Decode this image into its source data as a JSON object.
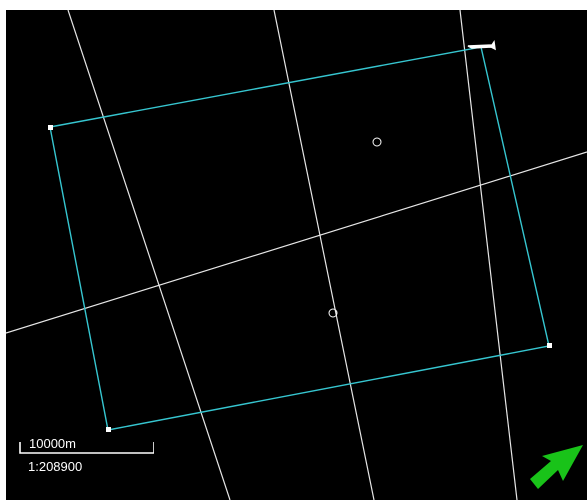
{
  "map": {
    "background": "#000000",
    "boundary_color": "#36c6d0",
    "line_color": "#e6e6e6",
    "vertex_color": "#ffffff"
  },
  "scale": {
    "distance_label": "10000m",
    "ratio_label": "1:208900"
  },
  "north_arrow": {
    "icon": "north-arrow-icon",
    "color": "#19c319"
  }
}
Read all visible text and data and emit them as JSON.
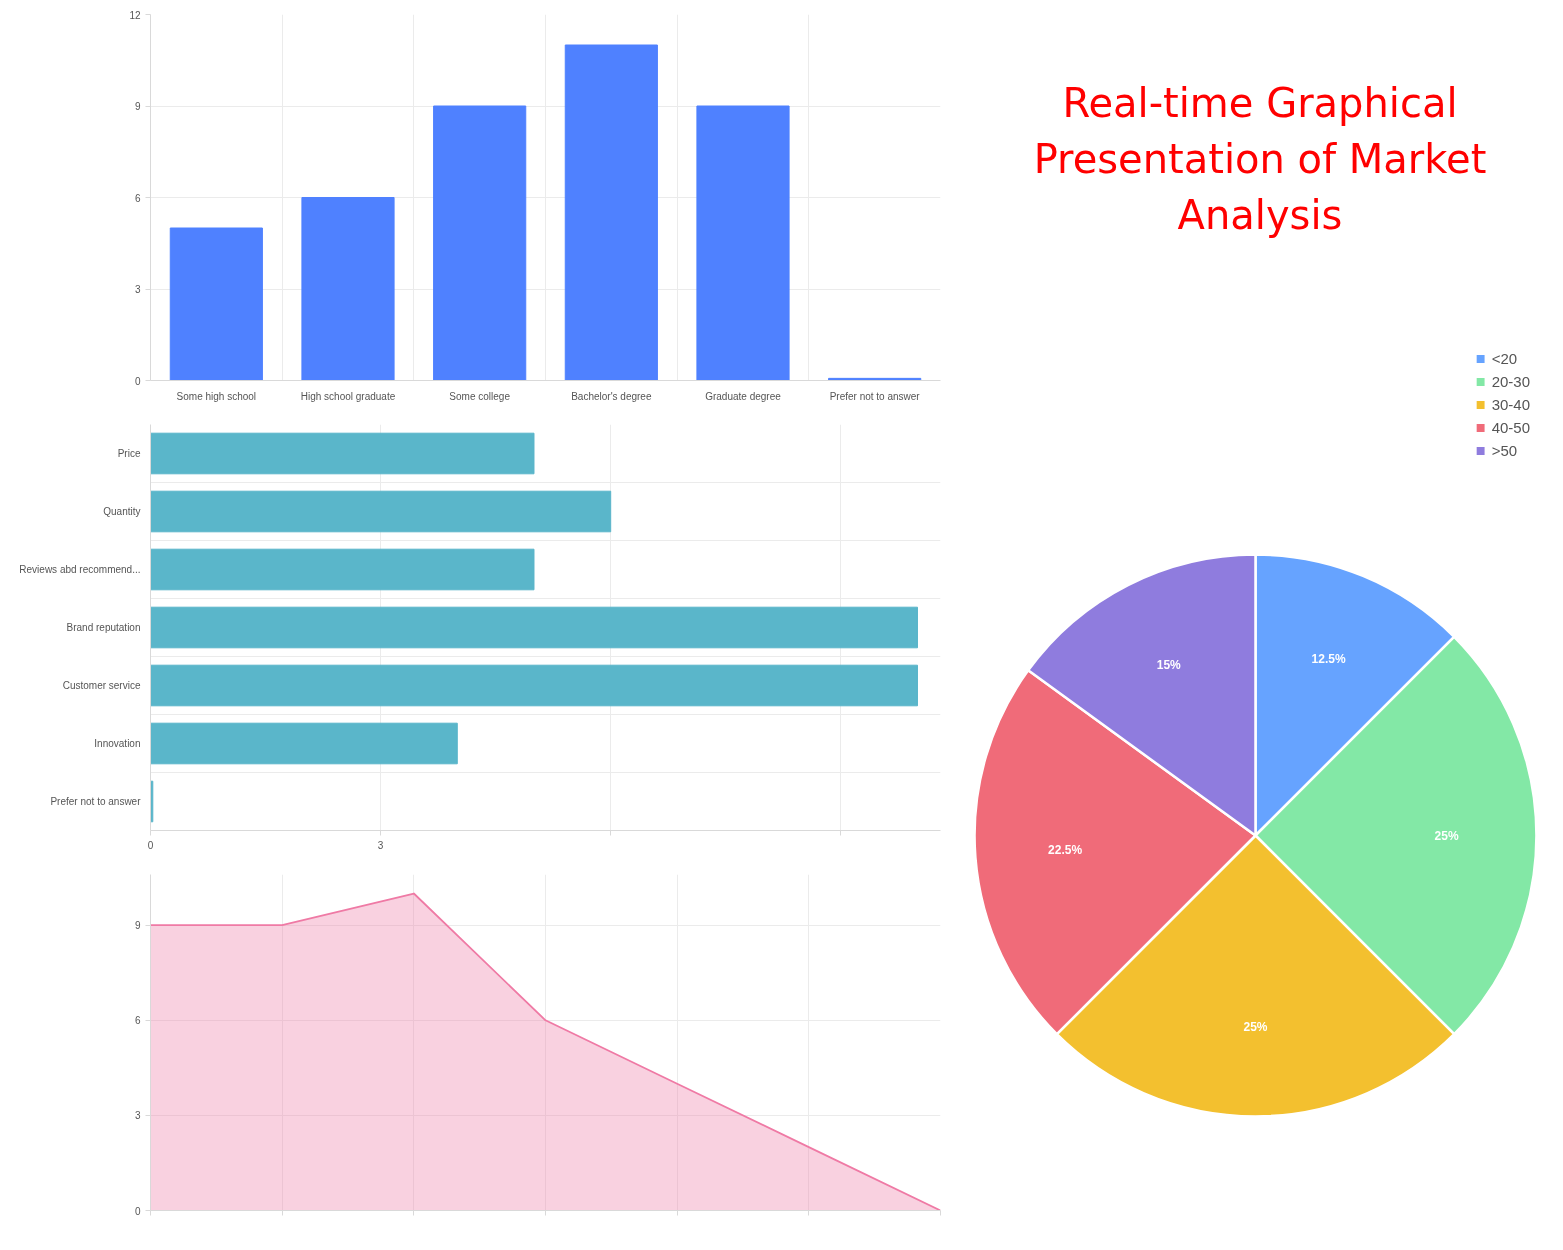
{
  "chart_data": [
    {
      "type": "bar",
      "categories": [
        "Some high school",
        "High school graduate",
        "Some college",
        "Bachelor's degree",
        "Graduate degree",
        "Prefer not to answer"
      ],
      "values": [
        5,
        6,
        9,
        11,
        9,
        0.07
      ],
      "color": "#4f81ff",
      "ylim": [
        0,
        12
      ],
      "yticks": [
        0,
        3,
        6,
        9,
        12
      ],
      "grid": true
    },
    {
      "type": "other",
      "title": "Real-time Graphical Presentation of Market Analysis"
    },
    {
      "type": "pie",
      "categories": [
        "<20",
        "20-30",
        "30-40",
        "40-50",
        ">50"
      ],
      "values": [
        12.5,
        25,
        25,
        22.5,
        15
      ],
      "colors": [
        "#66a3ff",
        "#83e8a6",
        "#f3c02f",
        "#f06b79",
        "#8f7cde"
      ],
      "value_labels": [
        "12.5%",
        "25%",
        "25%",
        "22.5%",
        "15%"
      ],
      "legend": "top right"
    },
    {
      "type": "bar",
      "orientation": "horizontal",
      "categories": [
        "Price",
        "Quantity",
        "Reviews abd recommend...",
        "Brand reputation",
        "Customer service",
        "Innovation",
        "Prefer not to answer"
      ],
      "values": [
        5,
        6,
        5,
        10,
        10,
        4,
        0.03
      ],
      "color": "#5ab6ca",
      "xlim": [
        0,
        10.3
      ],
      "xticks": [
        0,
        3,
        {
          "value": 6,
          "label": null
        },
        {
          "value": 9,
          "label": null
        }
      ],
      "grid": true
    },
    {
      "type": "area",
      "categories": [
        null,
        null,
        null,
        null,
        null,
        null,
        null
      ],
      "values": [
        9,
        9,
        10,
        6,
        4,
        2,
        0
      ],
      "color": "#ef7aa5",
      "ylim": [
        0,
        10.6
      ],
      "yticks": [
        0,
        3,
        6,
        9
      ],
      "grid": true
    }
  ]
}
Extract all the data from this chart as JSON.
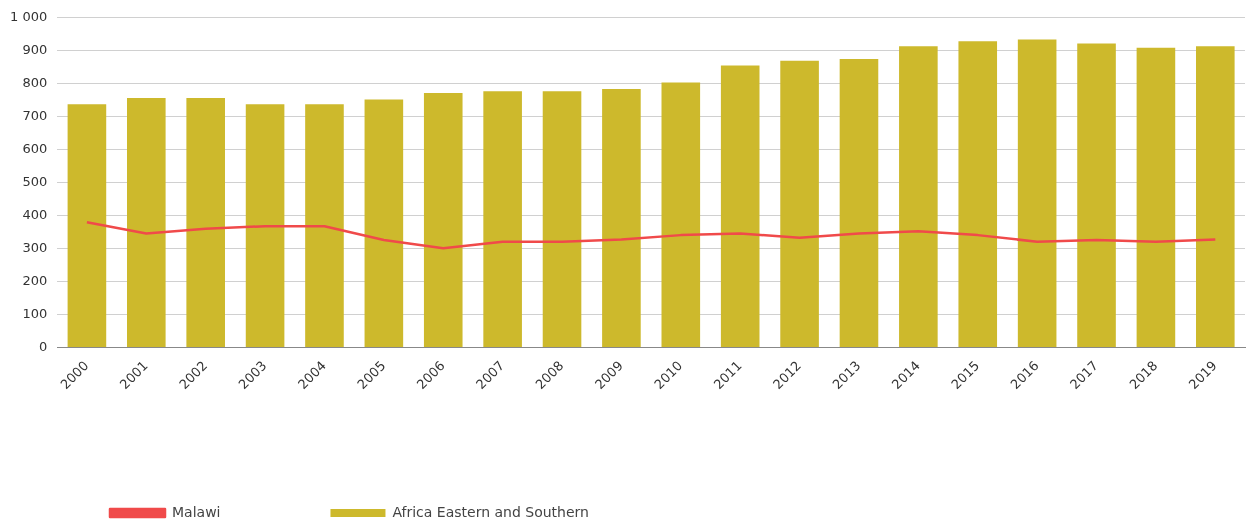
{
  "chart_data": {
    "type": "bar",
    "categories": [
      "2000",
      "2001",
      "2002",
      "2003",
      "2004",
      "2005",
      "2006",
      "2007",
      "2008",
      "2009",
      "2010",
      "2011",
      "2012",
      "2013",
      "2014",
      "2015",
      "2016",
      "2017",
      "2018",
      "2019"
    ],
    "series": [
      {
        "name": "Africa Eastern and Southern",
        "color": "#cdb92c",
        "values": [
          738,
          757,
          757,
          738,
          738,
          752,
          772,
          777,
          777,
          784,
          804,
          855,
          870,
          875,
          914,
          929,
          934,
          922,
          909,
          914
        ]
      },
      {
        "name": "Malawi",
        "type": "line",
        "color": "#f04a4a",
        "marker": "none",
        "values": [
          380,
          346,
          360,
          368,
          368,
          326,
          301,
          321,
          321,
          328,
          341,
          346,
          333,
          346,
          353,
          341,
          321,
          326,
          321,
          328
        ]
      }
    ],
    "ylim": [
      0,
      1000
    ],
    "yticks": [
      0,
      100,
      200,
      300,
      400,
      500,
      600,
      700,
      800,
      900,
      {
        "value": 1000,
        "label": "1 000"
      }
    ],
    "grid": "y",
    "legend": "bottom left"
  }
}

▶ _Work to complete_:
Only lines with "name" are wanted here; list each of them.

▶ _Expected output_:
        "name": "Africa Eastern and Southern",
        "name": "Malawi",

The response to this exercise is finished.